Exercise requirements
Write out the listing below in full and exactly, leaving out every picture.

Provided data
★ ★ ★

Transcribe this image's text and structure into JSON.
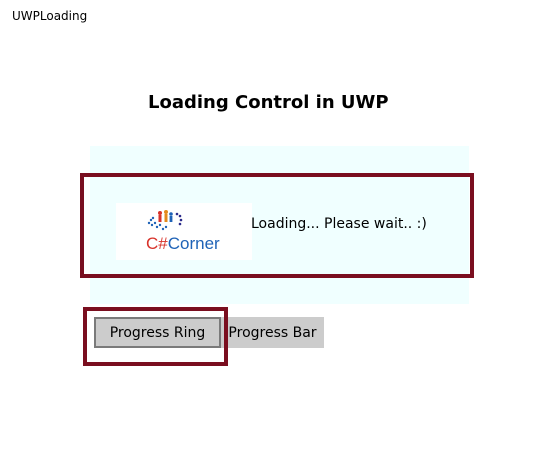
{
  "window": {
    "title": "UWPLoading"
  },
  "main": {
    "heading": "Loading Control in UWP",
    "loading_text": "Loading... Please wait.. :)",
    "logo_text": {
      "part1": "C#",
      "part2": "Corner"
    }
  },
  "buttons": {
    "progress_ring_label": "Progress Ring",
    "progress_bar_label": "Progress Bar"
  },
  "colors": {
    "highlight": "#7a0e1f",
    "panel_background": "#f0ffff",
    "button_background": "#cccccc",
    "logo_red": "#d8322a",
    "logo_blue": "#1f63b7"
  }
}
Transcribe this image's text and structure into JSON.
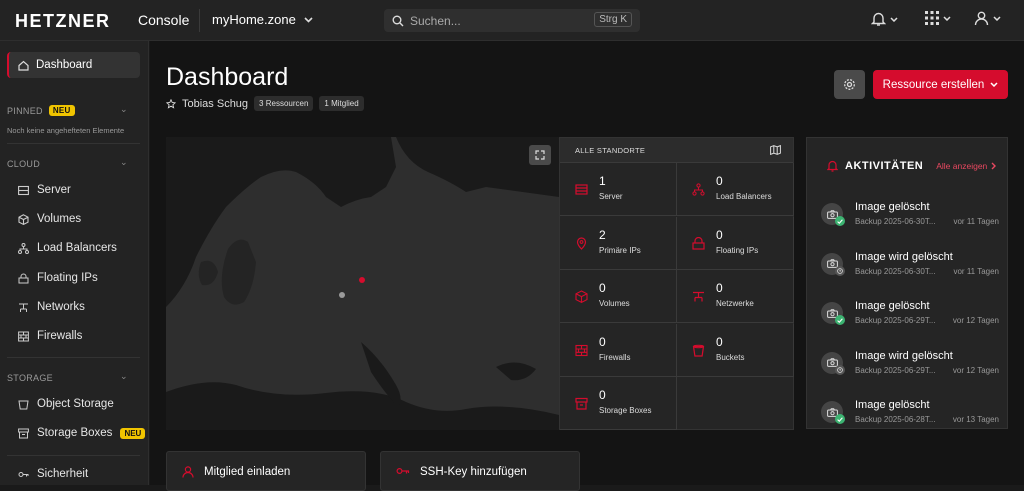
{
  "topbar": {
    "logo": "HETZNER",
    "product": "Console",
    "project": "myHome.zone",
    "search_placeholder": "Suchen...",
    "search_shortcut": "Strg K"
  },
  "sidebar": {
    "active_item": "Dashboard",
    "pinned": {
      "label": "PINNED",
      "badge": "NEU",
      "empty_note": "Noch keine angehefteten Elemente"
    },
    "cloud": {
      "label": "CLOUD",
      "items": [
        "Server",
        "Volumes",
        "Load Balancers",
        "Floating IPs",
        "Networks",
        "Firewalls"
      ]
    },
    "storage": {
      "label": "STORAGE",
      "items": [
        "Object Storage",
        "Storage Boxes"
      ],
      "storage_boxes_badge": "NEU"
    },
    "security_item": "Sicherheit"
  },
  "page": {
    "title": "Dashboard",
    "owner": "Tobias Schug",
    "resources_pill": "3 Ressourcen",
    "members_pill": "1 Mitglied",
    "create_button": "Ressource erstellen"
  },
  "resources": {
    "header": "ALLE STANDORTE",
    "cells": [
      {
        "count": "1",
        "label": "Server",
        "icon": "server-icon"
      },
      {
        "count": "0",
        "label": "Load Balancers",
        "icon": "load-balancer-icon"
      },
      {
        "count": "2",
        "label": "Primäre IPs",
        "icon": "location-pin-icon"
      },
      {
        "count": "0",
        "label": "Floating IPs",
        "icon": "floating-ip-icon"
      },
      {
        "count": "0",
        "label": "Volumes",
        "icon": "volume-icon"
      },
      {
        "count": "0",
        "label": "Netzwerke",
        "icon": "network-icon"
      },
      {
        "count": "0",
        "label": "Firewalls",
        "icon": "firewall-icon"
      },
      {
        "count": "0",
        "label": "Buckets",
        "icon": "bucket-icon"
      },
      {
        "count": "0",
        "label": "Storage Boxes",
        "icon": "storage-box-icon"
      }
    ]
  },
  "activity": {
    "title": "AKTIVITÄTEN",
    "show_all": "Alle anzeigen",
    "items": [
      {
        "title": "Image gelöscht",
        "sub": "Backup 2025-06-30T...",
        "time": "vor 11 Tagen",
        "status": "done"
      },
      {
        "title": "Image wird gelöscht",
        "sub": "Backup 2025-06-30T...",
        "time": "vor 11 Tagen",
        "status": "pending"
      },
      {
        "title": "Image gelöscht",
        "sub": "Backup 2025-06-29T...",
        "time": "vor 12 Tagen",
        "status": "done"
      },
      {
        "title": "Image wird gelöscht",
        "sub": "Backup 2025-06-29T...",
        "time": "vor 12 Tagen",
        "status": "pending"
      },
      {
        "title": "Image gelöscht",
        "sub": "Backup 2025-06-28T...",
        "time": "vor 13 Tagen",
        "status": "done"
      }
    ]
  },
  "quick_actions": [
    "Mitglied einladen",
    "SSH-Key hinzufügen"
  ],
  "colors": {
    "accent": "#d50c2d",
    "success": "#3cb371",
    "badge": "#f0c400"
  }
}
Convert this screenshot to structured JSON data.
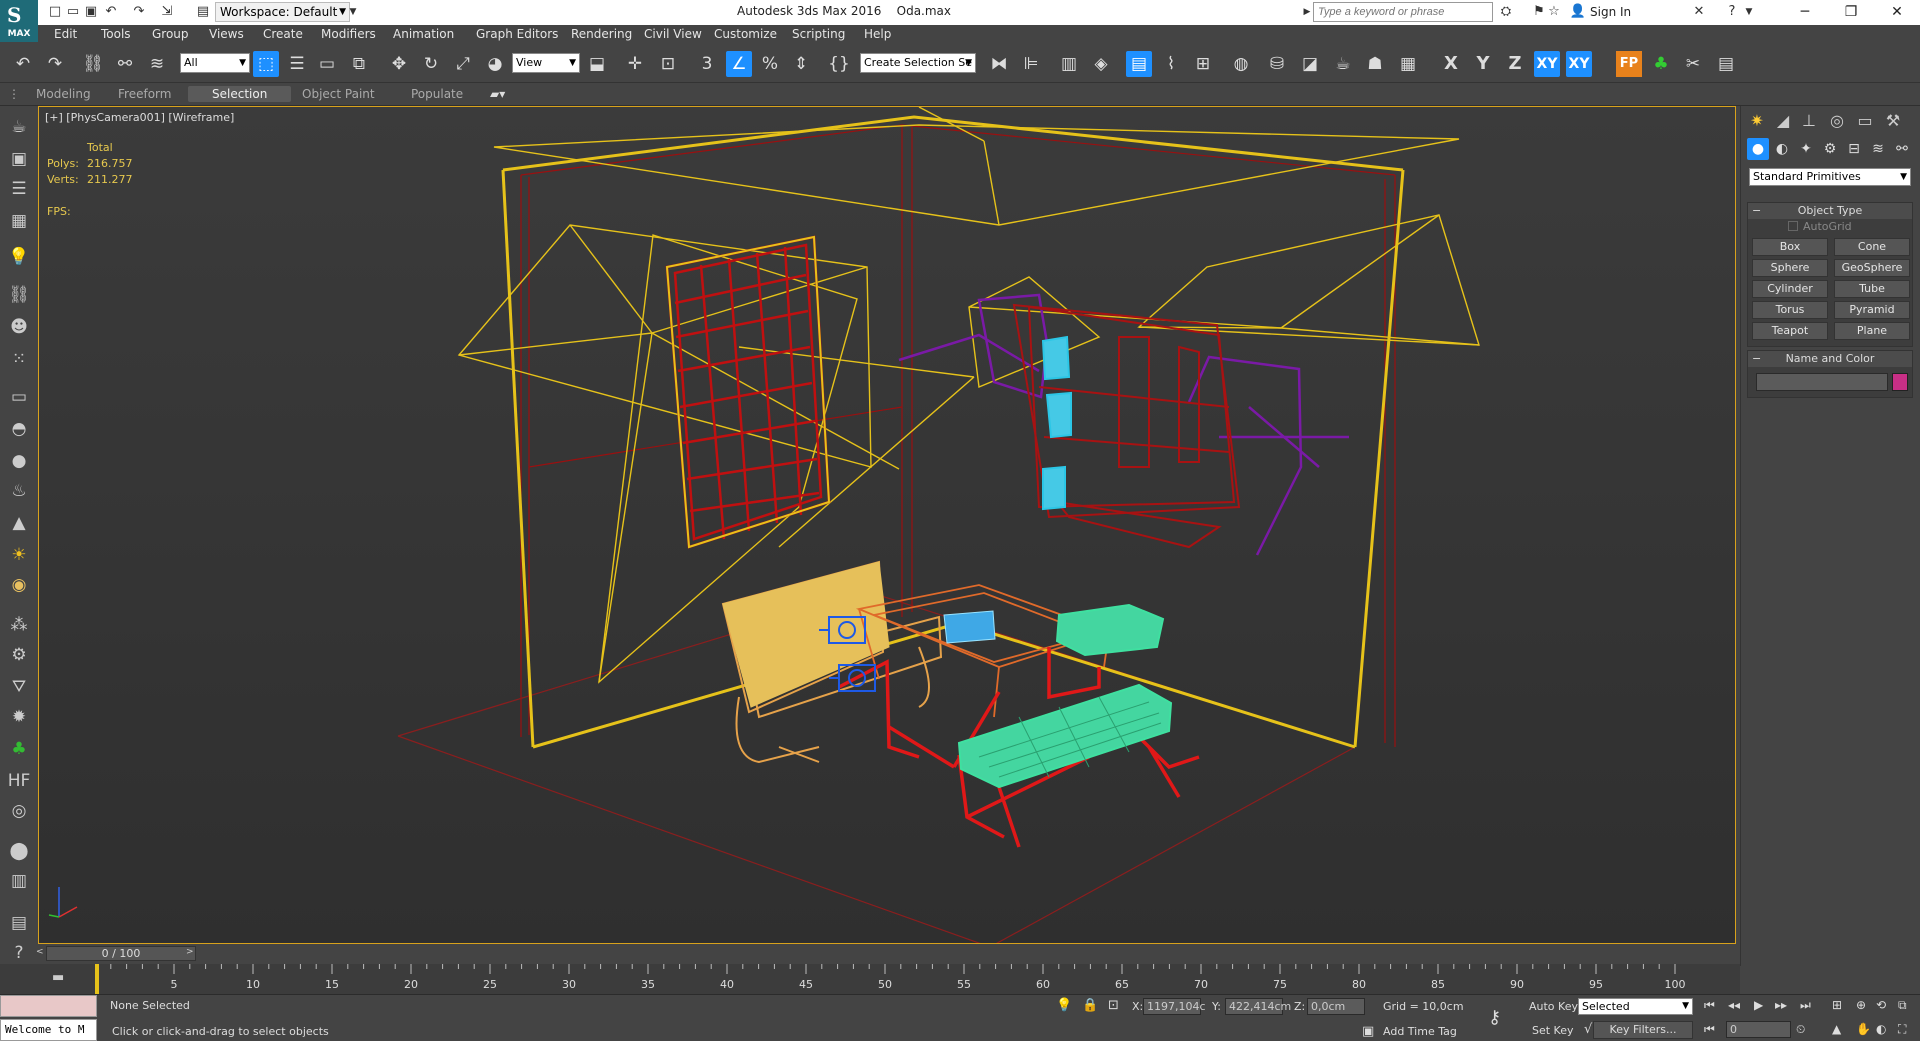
{
  "titlebar": {
    "app_name": "Autodesk 3ds Max 2016",
    "file_name": "Oda.max",
    "workspace": "Workspace: Default",
    "search_placeholder": "Type a keyword or phrase",
    "sign_in": "Sign In",
    "logo_text": "MAX"
  },
  "menu": [
    "Edit",
    "Tools",
    "Group",
    "Views",
    "Create",
    "Modifiers",
    "Animation",
    "Graph Editors",
    "Rendering",
    "Civil View",
    "Customize",
    "Scripting",
    "Help"
  ],
  "toolbar": {
    "selection_filter": "All",
    "ref_coord": "View",
    "named_selection": "Create Selection Se",
    "axes": [
      "X",
      "Y",
      "Z",
      "XY",
      "XY"
    ]
  },
  "ribbon": {
    "tabs": [
      "Modeling",
      "Freeform",
      "Selection",
      "Object Paint",
      "Populate"
    ],
    "active": "Selection"
  },
  "viewport": {
    "label": "[+] [PhysCamera001] [Wireframe]",
    "stats": {
      "total_label": "Total",
      "polys_label": "Polys:",
      "polys": "216.757",
      "verts_label": "Verts:",
      "verts": "211.277",
      "fps_label": "FPS:"
    }
  },
  "command_panel": {
    "category": "Standard Primitives",
    "object_type_title": "Object Type",
    "autogrid": "AutoGrid",
    "primitives": [
      "Box",
      "Cone",
      "Sphere",
      "GeoSphere",
      "Cylinder",
      "Tube",
      "Torus",
      "Pyramid",
      "Teapot",
      "Plane"
    ],
    "name_color_title": "Name and Color",
    "color": "#c82f86"
  },
  "timeslider": {
    "position": "0 / 100",
    "prev": "<",
    "next": ">"
  },
  "trackbar": {
    "ticks": [
      0,
      5,
      10,
      15,
      20,
      25,
      30,
      35,
      40,
      45,
      50,
      55,
      60,
      65,
      70,
      75,
      80,
      85,
      90,
      95,
      100
    ],
    "labels": [
      "5",
      "10",
      "15",
      "20",
      "25",
      "30",
      "35",
      "40",
      "45",
      "50",
      "55",
      "60",
      "65",
      "70",
      "75",
      "80",
      "85",
      "90",
      "95",
      "100"
    ]
  },
  "status": {
    "maxscript": "Welcome to M",
    "selection": "None Selected",
    "prompt": "Click or click-and-drag to select objects",
    "x_label": "X:",
    "x_value": "1197,104c",
    "y_label": "Y:",
    "y_value": "422,414cm",
    "z_label": "Z:",
    "z_value": "0,0cm",
    "grid": "Grid = 10,0cm",
    "add_time_tag": "Add Time Tag",
    "auto_key": "Auto Key",
    "set_key": "Set Key",
    "key_mode": "Selected",
    "key_filters": "Key Filters...",
    "frame": "0"
  }
}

★ ★ ★

Expected output
Transcribe this image's text and structure into JSON.
{
  "window": {
    "title": "UWPLoading"
  },
  "main": {
    "heading": "Loading Control in UWP",
    "loading_text": "Loading... Please wait.. :)",
    "logo_text": {
      "part1": "C#",
      "part2": "Corner"
    }
  },
  "buttons": {
    "progress_ring_label": "Progress Ring",
    "progress_bar_label": "Progress Bar"
  },
  "colors": {
    "highlight": "#7a0e1f",
    "panel_background": "#f0ffff",
    "button_background": "#cccccc",
    "logo_red": "#d8322a",
    "logo_blue": "#1f63b7"
  }
}
Transcribe this image's text and structure into JSON.
{
  "topbar": {
    "logo": "HETZNER",
    "product": "Console",
    "project": "myHome.zone",
    "search_placeholder": "Suchen...",
    "search_shortcut": "Strg K"
  },
  "sidebar": {
    "active_item": "Dashboard",
    "pinned": {
      "label": "PINNED",
      "badge": "NEU",
      "empty_note": "Noch keine angehefteten Elemente"
    },
    "cloud": {
      "label": "CLOUD",
      "items": [
        "Server",
        "Volumes",
        "Load Balancers",
        "Floating IPs",
        "Networks",
        "Firewalls"
      ]
    },
    "storage": {
      "label": "STORAGE",
      "items": [
        "Object Storage",
        "Storage Boxes"
      ],
      "storage_boxes_badge": "NEU"
    },
    "security_item": "Sicherheit"
  },
  "page": {
    "title": "Dashboard",
    "owner": "Tobias Schug",
    "resources_pill": "3 Ressourcen",
    "members_pill": "1 Mitglied",
    "create_button": "Ressource erstellen"
  },
  "resources": {
    "header": "ALLE STANDORTE",
    "cells": [
      {
        "count": "1",
        "label": "Server",
        "icon": "server-icon"
      },
      {
        "count": "0",
        "label": "Load Balancers",
        "icon": "load-balancer-icon"
      },
      {
        "count": "2",
        "label": "Primäre IPs",
        "icon": "location-pin-icon"
      },
      {
        "count": "0",
        "label": "Floating IPs",
        "icon": "floating-ip-icon"
      },
      {
        "count": "0",
        "label": "Volumes",
        "icon": "volume-icon"
      },
      {
        "count": "0",
        "label": "Netzwerke",
        "icon": "network-icon"
      },
      {
        "count": "0",
        "label": "Firewalls",
        "icon": "firewall-icon"
      },
      {
        "count": "0",
        "label": "Buckets",
        "icon": "bucket-icon"
      },
      {
        "count": "0",
        "label": "Storage Boxes",
        "icon": "storage-box-icon"
      }
    ]
  },
  "activity": {
    "title": "AKTIVITÄTEN",
    "show_all": "Alle anzeigen",
    "items": [
      {
        "title": "Image gelöscht",
        "sub": "Backup 2025-06-30T...",
        "time": "vor 11 Tagen",
        "status": "done"
      },
      {
        "title": "Image wird gelöscht",
        "sub": "Backup 2025-06-30T...",
        "time": "vor 11 Tagen",
        "status": "pending"
      },
      {
        "title": "Image gelöscht",
        "sub": "Backup 2025-06-29T...",
        "time": "vor 12 Tagen",
        "status": "done"
      },
      {
        "title": "Image wird gelöscht",
        "sub": "Backup 2025-06-29T...",
        "time": "vor 12 Tagen",
        "status": "pending"
      },
      {
        "title": "Image gelöscht",
        "sub": "Backup 2025-06-28T...",
        "time": "vor 13 Tagen",
        "status": "done"
      }
    ]
  },
  "quick_actions": [
    "Mitglied einladen",
    "SSH-Key hinzufügen"
  ],
  "colors": {
    "accent": "#d50c2d",
    "success": "#3cb371",
    "badge": "#f0c400"
  }
}
Convert this screenshot to structured JSON data.
{
  "titlebar": {
    "app_name": "Autodesk 3ds Max 2016",
    "file_name": "Oda.max",
    "workspace": "Workspace: Default",
    "search_placeholder": "Type a keyword or phrase",
    "sign_in": "Sign In",
    "logo_text": "MAX"
  },
  "menu": [
    "Edit",
    "Tools",
    "Group",
    "Views",
    "Create",
    "Modifiers",
    "Animation",
    "Graph Editors",
    "Rendering",
    "Civil View",
    "Customize",
    "Scripting",
    "Help"
  ],
  "toolbar": {
    "selection_filter": "All",
    "ref_coord": "View",
    "named_selection": "Create Selection Se",
    "axes": [
      "X",
      "Y",
      "Z",
      "XY",
      "XY"
    ]
  },
  "ribbon": {
    "tabs": [
      "Modeling",
      "Freeform",
      "Selection",
      "Object Paint",
      "Populate"
    ],
    "active": "Selection"
  },
  "viewport": {
    "label": "[+] [PhysCamera001] [Wireframe]",
    "stats": {
      "total_label": "Total",
      "polys_label": "Polys:",
      "polys": "216.757",
      "verts_label": "Verts:",
      "verts": "211.277",
      "fps_label": "FPS:"
    }
  },
  "command_panel": {
    "category": "Standard Primitives",
    "object_type_title": "Object Type",
    "autogrid": "AutoGrid",
    "primitives": [
      "Box",
      "Cone",
      "Sphere",
      "GeoSphere",
      "Cylinder",
      "Tube",
      "Torus",
      "Pyramid",
      "Teapot",
      "Plane"
    ],
    "name_color_title": "Name and Color",
    "color": "#c82f86"
  },
  "timeslider": {
    "position": "0 / 100",
    "prev": "<",
    "next": ">"
  },
  "trackbar": {
    "ticks": [
      0,
      5,
      10,
      15,
      20,
      25,
      30,
      35,
      40,
      45,
      50,
      55,
      60,
      65,
      70,
      75,
      80,
      85,
      90,
      95,
      100
    ],
    "labels": [
      "5",
      "10",
      "15",
      "20",
      "25",
      "30",
      "35",
      "40",
      "45",
      "50",
      "55",
      "60",
      "65",
      "70",
      "75",
      "80",
      "85",
      "90",
      "95",
      "100"
    ]
  },
  "status": {
    "maxscript": "Welcome to M",
    "selection": "None Selected",
    "prompt": "Click or click-and-drag to select objects",
    "x_label": "X:",
    "x_value": "1197,104c",
    "y_label": "Y:",
    "y_value": "422,414cm",
    "z_label": "Z:",
    "z_value": "0,0cm",
    "grid": "Grid = 10,0cm",
    "add_time_tag": "Add Time Tag",
    "auto_key": "Auto Key",
    "set_key": "Set Key",
    "key_mode": "Selected",
    "key_filters": "Key Filters...",
    "frame": "0"
  }
}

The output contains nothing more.